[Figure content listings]
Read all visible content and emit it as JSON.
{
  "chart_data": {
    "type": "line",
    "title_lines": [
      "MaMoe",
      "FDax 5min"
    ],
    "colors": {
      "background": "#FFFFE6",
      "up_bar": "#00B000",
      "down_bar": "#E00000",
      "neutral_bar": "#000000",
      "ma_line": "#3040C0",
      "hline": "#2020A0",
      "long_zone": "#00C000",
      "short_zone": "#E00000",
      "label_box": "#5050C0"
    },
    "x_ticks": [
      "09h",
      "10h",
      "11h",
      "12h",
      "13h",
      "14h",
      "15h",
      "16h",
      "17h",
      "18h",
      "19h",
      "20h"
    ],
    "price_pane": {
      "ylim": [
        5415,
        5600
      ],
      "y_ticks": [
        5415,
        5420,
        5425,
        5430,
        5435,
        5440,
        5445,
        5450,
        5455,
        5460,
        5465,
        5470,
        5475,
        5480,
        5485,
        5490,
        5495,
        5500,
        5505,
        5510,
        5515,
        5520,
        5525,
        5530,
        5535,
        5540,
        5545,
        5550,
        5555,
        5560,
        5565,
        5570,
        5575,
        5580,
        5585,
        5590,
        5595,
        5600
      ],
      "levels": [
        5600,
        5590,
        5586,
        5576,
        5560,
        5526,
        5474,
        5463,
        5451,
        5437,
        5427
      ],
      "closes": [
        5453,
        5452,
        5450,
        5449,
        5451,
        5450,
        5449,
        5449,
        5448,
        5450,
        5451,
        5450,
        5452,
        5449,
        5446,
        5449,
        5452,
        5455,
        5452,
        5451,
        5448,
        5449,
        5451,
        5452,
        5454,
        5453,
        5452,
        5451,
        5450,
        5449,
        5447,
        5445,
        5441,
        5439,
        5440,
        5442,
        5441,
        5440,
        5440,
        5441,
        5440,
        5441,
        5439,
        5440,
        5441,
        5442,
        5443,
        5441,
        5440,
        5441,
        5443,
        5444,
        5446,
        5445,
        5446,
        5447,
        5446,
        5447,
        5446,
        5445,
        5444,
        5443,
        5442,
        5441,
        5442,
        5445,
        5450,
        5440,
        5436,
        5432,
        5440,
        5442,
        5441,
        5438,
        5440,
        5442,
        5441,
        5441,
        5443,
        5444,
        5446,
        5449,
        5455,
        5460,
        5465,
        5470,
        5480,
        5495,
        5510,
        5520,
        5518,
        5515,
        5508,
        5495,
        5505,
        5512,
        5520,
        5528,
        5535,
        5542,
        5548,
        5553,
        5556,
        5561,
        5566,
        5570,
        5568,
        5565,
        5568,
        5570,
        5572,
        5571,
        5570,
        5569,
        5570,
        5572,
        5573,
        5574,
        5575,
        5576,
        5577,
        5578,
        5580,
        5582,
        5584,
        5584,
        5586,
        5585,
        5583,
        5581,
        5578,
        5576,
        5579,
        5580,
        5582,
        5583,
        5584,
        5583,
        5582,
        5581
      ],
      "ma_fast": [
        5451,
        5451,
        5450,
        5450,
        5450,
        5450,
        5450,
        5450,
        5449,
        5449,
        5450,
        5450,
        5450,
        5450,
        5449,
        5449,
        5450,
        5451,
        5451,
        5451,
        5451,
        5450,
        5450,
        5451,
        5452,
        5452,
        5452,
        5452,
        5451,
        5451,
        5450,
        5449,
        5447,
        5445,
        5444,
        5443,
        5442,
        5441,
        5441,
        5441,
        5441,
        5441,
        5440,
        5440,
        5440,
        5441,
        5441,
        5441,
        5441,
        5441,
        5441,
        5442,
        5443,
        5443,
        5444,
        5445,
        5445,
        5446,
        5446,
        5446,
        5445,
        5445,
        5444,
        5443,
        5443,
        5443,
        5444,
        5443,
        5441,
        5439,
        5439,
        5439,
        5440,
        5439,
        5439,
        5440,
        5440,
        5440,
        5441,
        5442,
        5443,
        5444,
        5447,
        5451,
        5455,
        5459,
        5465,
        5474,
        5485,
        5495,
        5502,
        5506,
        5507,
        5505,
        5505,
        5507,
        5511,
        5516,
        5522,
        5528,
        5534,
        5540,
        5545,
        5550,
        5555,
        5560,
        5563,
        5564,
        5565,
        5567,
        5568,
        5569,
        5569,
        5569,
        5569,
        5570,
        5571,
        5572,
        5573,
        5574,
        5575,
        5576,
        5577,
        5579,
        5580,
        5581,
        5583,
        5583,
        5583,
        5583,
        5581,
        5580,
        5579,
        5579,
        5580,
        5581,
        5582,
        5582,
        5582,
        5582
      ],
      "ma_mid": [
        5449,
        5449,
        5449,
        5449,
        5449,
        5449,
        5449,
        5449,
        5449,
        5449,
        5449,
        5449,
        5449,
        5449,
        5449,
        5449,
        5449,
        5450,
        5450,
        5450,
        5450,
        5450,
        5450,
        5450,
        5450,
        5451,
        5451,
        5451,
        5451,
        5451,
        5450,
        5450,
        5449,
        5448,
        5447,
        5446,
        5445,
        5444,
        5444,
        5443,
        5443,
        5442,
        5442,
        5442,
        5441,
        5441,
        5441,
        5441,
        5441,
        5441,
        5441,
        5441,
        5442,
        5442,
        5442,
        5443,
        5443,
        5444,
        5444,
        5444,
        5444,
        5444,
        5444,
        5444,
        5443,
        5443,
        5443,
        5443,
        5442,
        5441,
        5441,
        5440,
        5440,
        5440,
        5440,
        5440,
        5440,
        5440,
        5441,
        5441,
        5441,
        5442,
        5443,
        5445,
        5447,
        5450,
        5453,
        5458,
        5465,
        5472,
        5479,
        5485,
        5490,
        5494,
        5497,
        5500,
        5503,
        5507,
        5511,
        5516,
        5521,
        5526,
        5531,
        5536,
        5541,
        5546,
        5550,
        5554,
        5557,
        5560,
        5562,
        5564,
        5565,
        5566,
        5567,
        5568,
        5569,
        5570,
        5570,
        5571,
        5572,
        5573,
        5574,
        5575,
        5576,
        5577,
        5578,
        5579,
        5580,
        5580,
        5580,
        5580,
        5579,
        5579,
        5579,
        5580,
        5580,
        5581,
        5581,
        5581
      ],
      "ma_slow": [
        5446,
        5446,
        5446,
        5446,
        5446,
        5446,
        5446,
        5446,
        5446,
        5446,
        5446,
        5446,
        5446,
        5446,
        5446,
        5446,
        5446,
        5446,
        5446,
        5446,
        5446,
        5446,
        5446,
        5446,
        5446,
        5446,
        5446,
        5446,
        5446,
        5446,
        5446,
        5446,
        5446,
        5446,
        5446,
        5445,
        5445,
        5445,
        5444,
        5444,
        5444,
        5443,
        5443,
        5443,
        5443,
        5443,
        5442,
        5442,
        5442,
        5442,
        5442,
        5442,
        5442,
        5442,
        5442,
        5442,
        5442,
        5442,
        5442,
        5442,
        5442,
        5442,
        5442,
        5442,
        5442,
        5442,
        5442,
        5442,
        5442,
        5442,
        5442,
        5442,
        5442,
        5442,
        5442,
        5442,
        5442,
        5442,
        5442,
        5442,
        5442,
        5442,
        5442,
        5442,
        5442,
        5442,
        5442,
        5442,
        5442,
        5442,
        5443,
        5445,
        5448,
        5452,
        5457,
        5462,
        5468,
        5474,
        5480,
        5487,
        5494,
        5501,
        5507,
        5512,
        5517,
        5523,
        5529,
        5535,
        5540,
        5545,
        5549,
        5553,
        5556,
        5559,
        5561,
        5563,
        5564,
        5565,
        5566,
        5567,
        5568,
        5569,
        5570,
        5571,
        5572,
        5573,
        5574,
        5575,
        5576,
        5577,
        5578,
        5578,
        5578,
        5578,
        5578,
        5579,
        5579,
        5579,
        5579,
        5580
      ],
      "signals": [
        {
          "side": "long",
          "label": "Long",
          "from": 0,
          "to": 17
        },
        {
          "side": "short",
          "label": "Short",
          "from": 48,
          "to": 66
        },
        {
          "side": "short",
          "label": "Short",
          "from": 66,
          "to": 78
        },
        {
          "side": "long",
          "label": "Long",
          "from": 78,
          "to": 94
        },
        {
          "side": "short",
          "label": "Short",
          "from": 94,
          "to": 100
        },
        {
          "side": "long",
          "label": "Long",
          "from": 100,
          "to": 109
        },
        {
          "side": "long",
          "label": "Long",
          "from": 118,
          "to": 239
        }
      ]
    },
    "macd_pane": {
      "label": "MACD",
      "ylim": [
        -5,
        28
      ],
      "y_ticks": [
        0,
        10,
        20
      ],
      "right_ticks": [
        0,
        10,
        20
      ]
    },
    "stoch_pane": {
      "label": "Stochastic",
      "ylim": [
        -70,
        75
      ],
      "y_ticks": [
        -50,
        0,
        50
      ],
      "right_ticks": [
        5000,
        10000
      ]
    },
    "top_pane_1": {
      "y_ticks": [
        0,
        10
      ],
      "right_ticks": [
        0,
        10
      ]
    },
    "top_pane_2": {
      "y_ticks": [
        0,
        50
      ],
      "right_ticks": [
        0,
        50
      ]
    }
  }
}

> **YOUR OBJECTIVE**:
Copy every line of the entries above in which "from" occurs.

> **TASK SOLUTION**:
          "from": 0,
          "from": 48,
          "from": 66,
          "from": 78,
          "from": 94,
          "from": 100,
          "from": 118,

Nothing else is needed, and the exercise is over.